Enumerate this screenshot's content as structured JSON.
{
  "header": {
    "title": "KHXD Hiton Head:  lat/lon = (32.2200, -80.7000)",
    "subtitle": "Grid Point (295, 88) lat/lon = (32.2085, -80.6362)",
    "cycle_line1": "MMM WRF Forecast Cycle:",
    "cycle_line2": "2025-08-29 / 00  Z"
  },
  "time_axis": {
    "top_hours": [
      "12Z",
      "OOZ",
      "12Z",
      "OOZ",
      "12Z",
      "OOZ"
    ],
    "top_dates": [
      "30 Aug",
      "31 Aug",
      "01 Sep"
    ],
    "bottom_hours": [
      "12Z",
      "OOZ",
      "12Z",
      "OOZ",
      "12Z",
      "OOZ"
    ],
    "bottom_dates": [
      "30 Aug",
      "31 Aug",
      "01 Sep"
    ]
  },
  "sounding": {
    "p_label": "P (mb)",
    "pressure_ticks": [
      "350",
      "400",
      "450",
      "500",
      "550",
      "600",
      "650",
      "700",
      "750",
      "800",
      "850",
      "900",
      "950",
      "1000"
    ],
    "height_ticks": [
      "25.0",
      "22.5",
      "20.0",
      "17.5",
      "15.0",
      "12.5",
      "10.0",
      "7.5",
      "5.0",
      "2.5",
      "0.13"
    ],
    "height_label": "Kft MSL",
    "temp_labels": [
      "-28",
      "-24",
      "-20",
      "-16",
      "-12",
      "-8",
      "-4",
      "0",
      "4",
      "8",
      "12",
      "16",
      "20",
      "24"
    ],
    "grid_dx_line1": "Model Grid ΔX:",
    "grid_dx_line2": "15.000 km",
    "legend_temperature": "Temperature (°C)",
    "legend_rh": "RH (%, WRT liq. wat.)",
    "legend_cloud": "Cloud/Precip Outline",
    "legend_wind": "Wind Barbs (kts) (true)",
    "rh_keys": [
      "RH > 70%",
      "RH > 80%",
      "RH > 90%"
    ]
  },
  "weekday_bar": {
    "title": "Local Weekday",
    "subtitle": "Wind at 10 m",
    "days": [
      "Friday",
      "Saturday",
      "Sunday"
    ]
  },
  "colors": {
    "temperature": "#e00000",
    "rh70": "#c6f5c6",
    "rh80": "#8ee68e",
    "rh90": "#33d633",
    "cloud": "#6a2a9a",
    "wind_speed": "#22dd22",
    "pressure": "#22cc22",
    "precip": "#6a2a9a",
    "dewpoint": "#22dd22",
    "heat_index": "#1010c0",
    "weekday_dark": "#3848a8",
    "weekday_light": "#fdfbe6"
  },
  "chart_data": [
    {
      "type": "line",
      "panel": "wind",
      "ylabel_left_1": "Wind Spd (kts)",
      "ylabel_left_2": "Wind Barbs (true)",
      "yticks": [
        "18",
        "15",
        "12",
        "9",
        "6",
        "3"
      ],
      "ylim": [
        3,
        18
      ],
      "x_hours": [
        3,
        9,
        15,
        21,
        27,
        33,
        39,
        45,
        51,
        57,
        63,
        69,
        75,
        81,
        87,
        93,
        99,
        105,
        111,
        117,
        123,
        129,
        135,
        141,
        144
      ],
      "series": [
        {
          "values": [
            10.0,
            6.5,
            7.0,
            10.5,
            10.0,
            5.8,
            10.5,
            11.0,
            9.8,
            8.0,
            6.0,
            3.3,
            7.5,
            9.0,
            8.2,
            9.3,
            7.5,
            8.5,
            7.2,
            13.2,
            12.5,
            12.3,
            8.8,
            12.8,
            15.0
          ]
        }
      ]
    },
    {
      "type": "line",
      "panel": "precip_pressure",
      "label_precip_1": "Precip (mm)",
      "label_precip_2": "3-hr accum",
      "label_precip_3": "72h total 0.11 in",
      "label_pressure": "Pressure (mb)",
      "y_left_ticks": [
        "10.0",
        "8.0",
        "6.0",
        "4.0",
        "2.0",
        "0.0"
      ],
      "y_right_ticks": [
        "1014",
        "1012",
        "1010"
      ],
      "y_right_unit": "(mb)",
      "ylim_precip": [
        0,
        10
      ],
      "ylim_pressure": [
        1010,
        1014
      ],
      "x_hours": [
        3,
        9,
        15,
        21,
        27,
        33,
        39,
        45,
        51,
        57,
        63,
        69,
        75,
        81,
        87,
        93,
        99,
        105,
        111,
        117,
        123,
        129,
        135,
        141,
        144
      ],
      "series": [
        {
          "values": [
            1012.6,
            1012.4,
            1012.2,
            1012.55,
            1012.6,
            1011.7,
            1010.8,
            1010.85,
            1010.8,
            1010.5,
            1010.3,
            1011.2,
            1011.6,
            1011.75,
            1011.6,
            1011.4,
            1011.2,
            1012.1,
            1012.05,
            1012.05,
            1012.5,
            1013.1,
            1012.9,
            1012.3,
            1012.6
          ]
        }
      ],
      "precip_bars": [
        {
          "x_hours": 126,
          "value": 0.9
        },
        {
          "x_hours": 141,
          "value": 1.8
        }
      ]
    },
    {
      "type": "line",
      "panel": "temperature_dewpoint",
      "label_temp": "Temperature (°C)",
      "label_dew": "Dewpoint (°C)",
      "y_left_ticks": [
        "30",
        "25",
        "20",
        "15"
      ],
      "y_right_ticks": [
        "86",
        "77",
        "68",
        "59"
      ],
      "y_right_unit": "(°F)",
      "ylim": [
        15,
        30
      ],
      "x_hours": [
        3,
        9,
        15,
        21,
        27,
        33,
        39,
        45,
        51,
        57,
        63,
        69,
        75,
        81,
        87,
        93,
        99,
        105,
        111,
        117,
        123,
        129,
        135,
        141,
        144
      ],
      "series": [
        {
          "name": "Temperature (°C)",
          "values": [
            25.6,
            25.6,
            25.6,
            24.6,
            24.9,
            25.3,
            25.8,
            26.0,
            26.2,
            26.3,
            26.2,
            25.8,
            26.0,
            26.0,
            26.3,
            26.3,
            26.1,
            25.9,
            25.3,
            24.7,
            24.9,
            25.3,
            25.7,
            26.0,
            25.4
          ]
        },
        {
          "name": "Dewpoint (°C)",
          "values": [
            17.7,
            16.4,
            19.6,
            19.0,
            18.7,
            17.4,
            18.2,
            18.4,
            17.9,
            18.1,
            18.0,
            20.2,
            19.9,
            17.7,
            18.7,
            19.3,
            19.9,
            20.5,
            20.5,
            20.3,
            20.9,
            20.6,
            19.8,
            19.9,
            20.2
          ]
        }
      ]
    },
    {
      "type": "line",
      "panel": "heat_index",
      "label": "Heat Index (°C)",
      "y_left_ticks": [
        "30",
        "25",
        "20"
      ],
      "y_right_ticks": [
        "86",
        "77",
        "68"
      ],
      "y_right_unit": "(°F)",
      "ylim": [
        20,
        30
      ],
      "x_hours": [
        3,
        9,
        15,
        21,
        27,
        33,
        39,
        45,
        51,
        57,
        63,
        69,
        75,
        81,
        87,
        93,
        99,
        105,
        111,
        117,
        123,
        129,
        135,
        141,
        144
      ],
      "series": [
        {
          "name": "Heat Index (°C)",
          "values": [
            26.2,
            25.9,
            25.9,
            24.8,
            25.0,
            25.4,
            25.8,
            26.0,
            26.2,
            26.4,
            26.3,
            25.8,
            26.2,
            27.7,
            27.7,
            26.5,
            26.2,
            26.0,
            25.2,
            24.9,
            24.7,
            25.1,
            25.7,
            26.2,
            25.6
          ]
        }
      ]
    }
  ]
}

WHAT THE TASK REQUIRES: Print every record above exactly as written.

THE REPLY:
Enumerate this screenshot's content as structured JSON.
{
  "header": {
    "title": "KHXD Hiton Head:  lat/lon = (32.2200, -80.7000)",
    "subtitle": "Grid Point (295, 88) lat/lon = (32.2085, -80.6362)",
    "cycle_line1": "MMM WRF Forecast Cycle:",
    "cycle_line2": "2025-08-29 / 00  Z"
  },
  "time_axis": {
    "top_hours": [
      "12Z",
      "OOZ",
      "12Z",
      "OOZ",
      "12Z",
      "OOZ"
    ],
    "top_dates": [
      "30 Aug",
      "31 Aug",
      "01 Sep"
    ],
    "bottom_hours": [
      "12Z",
      "OOZ",
      "12Z",
      "OOZ",
      "12Z",
      "OOZ"
    ],
    "bottom_dates": [
      "30 Aug",
      "31 Aug",
      "01 Sep"
    ]
  },
  "sounding": {
    "p_label": "P (mb)",
    "pressure_ticks": [
      "350",
      "400",
      "450",
      "500",
      "550",
      "600",
      "650",
      "700",
      "750",
      "800",
      "850",
      "900",
      "950",
      "1000"
    ],
    "height_ticks": [
      "25.0",
      "22.5",
      "20.0",
      "17.5",
      "15.0",
      "12.5",
      "10.0",
      "7.5",
      "5.0",
      "2.5",
      "0.13"
    ],
    "height_label": "Kft MSL",
    "temp_labels": [
      "-28",
      "-24",
      "-20",
      "-16",
      "-12",
      "-8",
      "-4",
      "0",
      "4",
      "8",
      "12",
      "16",
      "20",
      "24"
    ],
    "grid_dx_line1": "Model Grid ΔX:",
    "grid_dx_line2": "15.000 km",
    "legend_temperature": "Temperature (°C)",
    "legend_rh": "RH (%, WRT liq. wat.)",
    "legend_cloud": "Cloud/Precip Outline",
    "legend_wind": "Wind Barbs (kts) (true)",
    "rh_keys": [
      "RH > 70%",
      "RH > 80%",
      "RH > 90%"
    ]
  },
  "weekday_bar": {
    "title": "Local Weekday",
    "subtitle": "Wind at 10 m",
    "days": [
      "Friday",
      "Saturday",
      "Sunday"
    ]
  },
  "colors": {
    "temperature": "#e00000",
    "rh70": "#c6f5c6",
    "rh80": "#8ee68e",
    "rh90": "#33d633",
    "cloud": "#6a2a9a",
    "wind_speed": "#22dd22",
    "pressure": "#22cc22",
    "precip": "#6a2a9a",
    "dewpoint": "#22dd22",
    "heat_index": "#1010c0",
    "weekday_dark": "#3848a8",
    "weekday_light": "#fdfbe6"
  },
  "chart_data": [
    {
      "type": "line",
      "panel": "wind",
      "ylabel_left_1": "Wind Spd (kts)",
      "ylabel_left_2": "Wind Barbs (true)",
      "yticks": [
        "18",
        "15",
        "12",
        "9",
        "6",
        "3"
      ],
      "ylim": [
        3,
        18
      ],
      "x_hours": [
        3,
        9,
        15,
        21,
        27,
        33,
        39,
        45,
        51,
        57,
        63,
        69,
        75,
        81,
        87,
        93,
        99,
        105,
        111,
        117,
        123,
        129,
        135,
        141,
        144
      ],
      "series": [
        {
          "values": [
            10.0,
            6.5,
            7.0,
            10.5,
            10.0,
            5.8,
            10.5,
            11.0,
            9.8,
            8.0,
            6.0,
            3.3,
            7.5,
            9.0,
            8.2,
            9.3,
            7.5,
            8.5,
            7.2,
            13.2,
            12.5,
            12.3,
            8.8,
            12.8,
            15.0
          ]
        }
      ]
    },
    {
      "type": "line",
      "panel": "precip_pressure",
      "label_precip_1": "Precip (mm)",
      "label_precip_2": "3-hr accum",
      "label_precip_3": "72h total 0.11 in",
      "label_pressure": "Pressure (mb)",
      "y_left_ticks": [
        "10.0",
        "8.0",
        "6.0",
        "4.0",
        "2.0",
        "0.0"
      ],
      "y_right_ticks": [
        "1014",
        "1012",
        "1010"
      ],
      "y_right_unit": "(mb)",
      "ylim_precip": [
        0,
        10
      ],
      "ylim_pressure": [
        1010,
        1014
      ],
      "x_hours": [
        3,
        9,
        15,
        21,
        27,
        33,
        39,
        45,
        51,
        57,
        63,
        69,
        75,
        81,
        87,
        93,
        99,
        105,
        111,
        117,
        123,
        129,
        135,
        141,
        144
      ],
      "series": [
        {
          "values": [
            1012.6,
            1012.4,
            1012.2,
            1012.55,
            1012.6,
            1011.7,
            1010.8,
            1010.85,
            1010.8,
            1010.5,
            1010.3,
            1011.2,
            1011.6,
            1011.75,
            1011.6,
            1011.4,
            1011.2,
            1012.1,
            1012.05,
            1012.05,
            1012.5,
            1013.1,
            1012.9,
            1012.3,
            1012.6
          ]
        }
      ],
      "precip_bars": [
        {
          "x_hours": 126,
          "value": 0.9
        },
        {
          "x_hours": 141,
          "value": 1.8
        }
      ]
    },
    {
      "type": "line",
      "panel": "temperature_dewpoint",
      "label_temp": "Temperature (°C)",
      "label_dew": "Dewpoint (°C)",
      "y_left_ticks": [
        "30",
        "25",
        "20",
        "15"
      ],
      "y_right_ticks": [
        "86",
        "77",
        "68",
        "59"
      ],
      "y_right_unit": "(°F)",
      "ylim": [
        15,
        30
      ],
      "x_hours": [
        3,
        9,
        15,
        21,
        27,
        33,
        39,
        45,
        51,
        57,
        63,
        69,
        75,
        81,
        87,
        93,
        99,
        105,
        111,
        117,
        123,
        129,
        135,
        141,
        144
      ],
      "series": [
        {
          "name": "Temperature (°C)",
          "values": [
            25.6,
            25.6,
            25.6,
            24.6,
            24.9,
            25.3,
            25.8,
            26.0,
            26.2,
            26.3,
            26.2,
            25.8,
            26.0,
            26.0,
            26.3,
            26.3,
            26.1,
            25.9,
            25.3,
            24.7,
            24.9,
            25.3,
            25.7,
            26.0,
            25.4
          ]
        },
        {
          "name": "Dewpoint (°C)",
          "values": [
            17.7,
            16.4,
            19.6,
            19.0,
            18.7,
            17.4,
            18.2,
            18.4,
            17.9,
            18.1,
            18.0,
            20.2,
            19.9,
            17.7,
            18.7,
            19.3,
            19.9,
            20.5,
            20.5,
            20.3,
            20.9,
            20.6,
            19.8,
            19.9,
            20.2
          ]
        }
      ]
    },
    {
      "type": "line",
      "panel": "heat_index",
      "label": "Heat Index (°C)",
      "y_left_ticks": [
        "30",
        "25",
        "20"
      ],
      "y_right_ticks": [
        "86",
        "77",
        "68"
      ],
      "y_right_unit": "(°F)",
      "ylim": [
        20,
        30
      ],
      "x_hours": [
        3,
        9,
        15,
        21,
        27,
        33,
        39,
        45,
        51,
        57,
        63,
        69,
        75,
        81,
        87,
        93,
        99,
        105,
        111,
        117,
        123,
        129,
        135,
        141,
        144
      ],
      "series": [
        {
          "name": "Heat Index (°C)",
          "values": [
            26.2,
            25.9,
            25.9,
            24.8,
            25.0,
            25.4,
            25.8,
            26.0,
            26.2,
            26.4,
            26.3,
            25.8,
            26.2,
            27.7,
            27.7,
            26.5,
            26.2,
            26.0,
            25.2,
            24.9,
            24.7,
            25.1,
            25.7,
            26.2,
            25.6
          ]
        }
      ]
    }
  ]
}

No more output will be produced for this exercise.